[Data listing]
□ □ □ □ □

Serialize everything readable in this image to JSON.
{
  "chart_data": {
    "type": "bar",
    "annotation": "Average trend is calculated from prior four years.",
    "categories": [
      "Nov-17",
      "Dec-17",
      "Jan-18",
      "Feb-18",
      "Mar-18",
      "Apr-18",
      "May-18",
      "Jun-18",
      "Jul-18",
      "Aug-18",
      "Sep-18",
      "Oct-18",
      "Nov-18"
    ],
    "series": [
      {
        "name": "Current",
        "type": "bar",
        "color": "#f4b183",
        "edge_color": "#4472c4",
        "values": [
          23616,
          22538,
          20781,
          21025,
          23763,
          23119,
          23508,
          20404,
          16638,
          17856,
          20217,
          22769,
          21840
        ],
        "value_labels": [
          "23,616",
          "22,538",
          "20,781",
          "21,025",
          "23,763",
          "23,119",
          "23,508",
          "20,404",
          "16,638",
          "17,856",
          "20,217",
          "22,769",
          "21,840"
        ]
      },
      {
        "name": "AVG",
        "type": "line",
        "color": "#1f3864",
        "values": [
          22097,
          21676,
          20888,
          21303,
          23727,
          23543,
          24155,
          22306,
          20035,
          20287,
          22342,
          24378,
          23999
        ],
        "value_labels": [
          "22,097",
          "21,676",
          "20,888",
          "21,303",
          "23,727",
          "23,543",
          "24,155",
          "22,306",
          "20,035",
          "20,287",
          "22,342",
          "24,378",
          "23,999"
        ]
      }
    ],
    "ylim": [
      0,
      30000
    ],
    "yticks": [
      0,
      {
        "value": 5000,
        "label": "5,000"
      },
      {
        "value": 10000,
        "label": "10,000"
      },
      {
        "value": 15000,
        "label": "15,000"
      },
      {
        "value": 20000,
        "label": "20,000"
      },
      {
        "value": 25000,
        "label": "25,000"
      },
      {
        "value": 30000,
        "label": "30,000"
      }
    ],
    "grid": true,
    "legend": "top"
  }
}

□ □ □ □ □

PROBLEM REQUIREMENTS:
Each line of the material above must be retyped precisely.

EXERCISE ANSWER:
Serialize everything readable in this image to JSON.
{
  "chart_data": {
    "type": "bar",
    "annotation": "Average trend is calculated from prior four years.",
    "categories": [
      "Nov-17",
      "Dec-17",
      "Jan-18",
      "Feb-18",
      "Mar-18",
      "Apr-18",
      "May-18",
      "Jun-18",
      "Jul-18",
      "Aug-18",
      "Sep-18",
      "Oct-18",
      "Nov-18"
    ],
    "series": [
      {
        "name": "Current",
        "type": "bar",
        "color": "#f4b183",
        "edge_color": "#4472c4",
        "values": [
          23616,
          22538,
          20781,
          21025,
          23763,
          23119,
          23508,
          20404,
          16638,
          17856,
          20217,
          22769,
          21840
        ],
        "value_labels": [
          "23,616",
          "22,538",
          "20,781",
          "21,025",
          "23,763",
          "23,119",
          "23,508",
          "20,404",
          "16,638",
          "17,856",
          "20,217",
          "22,769",
          "21,840"
        ]
      },
      {
        "name": "AVG",
        "type": "line",
        "color": "#1f3864",
        "values": [
          22097,
          21676,
          20888,
          21303,
          23727,
          23543,
          24155,
          22306,
          20035,
          20287,
          22342,
          24378,
          23999
        ],
        "value_labels": [
          "22,097",
          "21,676",
          "20,888",
          "21,303",
          "23,727",
          "23,543",
          "24,155",
          "22,306",
          "20,035",
          "20,287",
          "22,342",
          "24,378",
          "23,999"
        ]
      }
    ],
    "ylim": [
      0,
      30000
    ],
    "yticks": [
      0,
      {
        "value": 5000,
        "label": "5,000"
      },
      {
        "value": 10000,
        "label": "10,000"
      },
      {
        "value": 15000,
        "label": "15,000"
      },
      {
        "value": 20000,
        "label": "20,000"
      },
      {
        "value": 25000,
        "label": "25,000"
      },
      {
        "value": 30000,
        "label": "30,000"
      }
    ],
    "grid": true,
    "legend": "top"
  }
}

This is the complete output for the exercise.